◆ Goal ◆
All of the data needs to be repeated exactly.

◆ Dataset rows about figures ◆

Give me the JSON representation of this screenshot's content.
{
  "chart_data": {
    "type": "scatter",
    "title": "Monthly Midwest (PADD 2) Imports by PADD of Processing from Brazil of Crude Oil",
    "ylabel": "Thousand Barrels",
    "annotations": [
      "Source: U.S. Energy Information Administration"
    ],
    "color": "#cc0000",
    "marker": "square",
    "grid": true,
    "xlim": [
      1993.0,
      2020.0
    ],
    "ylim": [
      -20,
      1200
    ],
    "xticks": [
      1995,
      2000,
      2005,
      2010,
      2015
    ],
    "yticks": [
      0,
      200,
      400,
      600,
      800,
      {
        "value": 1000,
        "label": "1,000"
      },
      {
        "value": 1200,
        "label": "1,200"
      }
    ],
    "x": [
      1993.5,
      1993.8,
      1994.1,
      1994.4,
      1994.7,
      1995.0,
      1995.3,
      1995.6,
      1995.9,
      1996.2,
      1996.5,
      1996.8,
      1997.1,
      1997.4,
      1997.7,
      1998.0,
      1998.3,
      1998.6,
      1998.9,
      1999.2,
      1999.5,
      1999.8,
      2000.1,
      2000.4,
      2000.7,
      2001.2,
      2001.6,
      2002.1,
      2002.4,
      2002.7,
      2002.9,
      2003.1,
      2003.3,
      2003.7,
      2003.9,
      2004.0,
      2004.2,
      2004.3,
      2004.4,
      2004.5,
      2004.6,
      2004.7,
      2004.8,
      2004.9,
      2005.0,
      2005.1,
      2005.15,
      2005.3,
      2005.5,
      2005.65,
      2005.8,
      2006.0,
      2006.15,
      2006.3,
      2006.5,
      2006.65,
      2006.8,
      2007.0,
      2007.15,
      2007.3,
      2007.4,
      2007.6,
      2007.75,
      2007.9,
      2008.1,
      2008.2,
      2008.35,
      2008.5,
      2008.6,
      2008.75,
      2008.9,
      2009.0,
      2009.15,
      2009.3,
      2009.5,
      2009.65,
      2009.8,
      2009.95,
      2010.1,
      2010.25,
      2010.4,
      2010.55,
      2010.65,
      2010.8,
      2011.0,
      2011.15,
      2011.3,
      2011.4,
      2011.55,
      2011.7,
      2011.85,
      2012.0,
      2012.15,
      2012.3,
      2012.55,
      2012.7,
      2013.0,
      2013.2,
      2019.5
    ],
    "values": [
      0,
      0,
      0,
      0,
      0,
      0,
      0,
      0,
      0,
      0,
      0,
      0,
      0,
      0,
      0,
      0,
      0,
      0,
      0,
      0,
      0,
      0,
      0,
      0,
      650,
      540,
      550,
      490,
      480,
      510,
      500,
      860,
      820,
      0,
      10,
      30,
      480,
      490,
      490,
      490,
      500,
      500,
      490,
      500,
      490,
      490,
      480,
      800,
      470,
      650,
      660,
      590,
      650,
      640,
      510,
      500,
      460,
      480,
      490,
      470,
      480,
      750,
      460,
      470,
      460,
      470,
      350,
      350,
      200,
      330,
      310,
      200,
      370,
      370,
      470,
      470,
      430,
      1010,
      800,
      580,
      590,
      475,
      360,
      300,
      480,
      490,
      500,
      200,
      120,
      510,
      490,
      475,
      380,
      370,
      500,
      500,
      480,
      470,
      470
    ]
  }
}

◆ Full response ◆
Give me the JSON representation of this screenshot's content.
{
  "chart_data": {
    "type": "scatter",
    "title": "Monthly Midwest (PADD 2) Imports by PADD of Processing from Brazil of Crude Oil",
    "ylabel": "Thousand Barrels",
    "annotations": [
      "Source: U.S. Energy Information Administration"
    ],
    "color": "#cc0000",
    "marker": "square",
    "grid": true,
    "xlim": [
      1993.0,
      2020.0
    ],
    "ylim": [
      -20,
      1200
    ],
    "xticks": [
      1995,
      2000,
      2005,
      2010,
      2015
    ],
    "yticks": [
      0,
      200,
      400,
      600,
      800,
      {
        "value": 1000,
        "label": "1,000"
      },
      {
        "value": 1200,
        "label": "1,200"
      }
    ],
    "x": [
      1993.5,
      1993.8,
      1994.1,
      1994.4,
      1994.7,
      1995.0,
      1995.3,
      1995.6,
      1995.9,
      1996.2,
      1996.5,
      1996.8,
      1997.1,
      1997.4,
      1997.7,
      1998.0,
      1998.3,
      1998.6,
      1998.9,
      1999.2,
      1999.5,
      1999.8,
      2000.1,
      2000.4,
      2000.7,
      2001.2,
      2001.6,
      2002.1,
      2002.4,
      2002.7,
      2002.9,
      2003.1,
      2003.3,
      2003.7,
      2003.9,
      2004.0,
      2004.2,
      2004.3,
      2004.4,
      2004.5,
      2004.6,
      2004.7,
      2004.8,
      2004.9,
      2005.0,
      2005.1,
      2005.15,
      2005.3,
      2005.5,
      2005.65,
      2005.8,
      2006.0,
      2006.15,
      2006.3,
      2006.5,
      2006.65,
      2006.8,
      2007.0,
      2007.15,
      2007.3,
      2007.4,
      2007.6,
      2007.75,
      2007.9,
      2008.1,
      2008.2,
      2008.35,
      2008.5,
      2008.6,
      2008.75,
      2008.9,
      2009.0,
      2009.15,
      2009.3,
      2009.5,
      2009.65,
      2009.8,
      2009.95,
      2010.1,
      2010.25,
      2010.4,
      2010.55,
      2010.65,
      2010.8,
      2011.0,
      2011.15,
      2011.3,
      2011.4,
      2011.55,
      2011.7,
      2011.85,
      2012.0,
      2012.15,
      2012.3,
      2012.55,
      2012.7,
      2013.0,
      2013.2,
      2019.5
    ],
    "values": [
      0,
      0,
      0,
      0,
      0,
      0,
      0,
      0,
      0,
      0,
      0,
      0,
      0,
      0,
      0,
      0,
      0,
      0,
      0,
      0,
      0,
      0,
      0,
      0,
      650,
      540,
      550,
      490,
      480,
      510,
      500,
      860,
      820,
      0,
      10,
      30,
      480,
      490,
      490,
      490,
      500,
      500,
      490,
      500,
      490,
      490,
      480,
      800,
      470,
      650,
      660,
      590,
      650,
      640,
      510,
      500,
      460,
      480,
      490,
      470,
      480,
      750,
      460,
      470,
      460,
      470,
      350,
      350,
      200,
      330,
      310,
      200,
      370,
      370,
      470,
      470,
      430,
      1010,
      800,
      580,
      590,
      475,
      360,
      300,
      480,
      490,
      500,
      200,
      120,
      510,
      490,
      475,
      380,
      370,
      500,
      500,
      480,
      470,
      470
    ]
  }
}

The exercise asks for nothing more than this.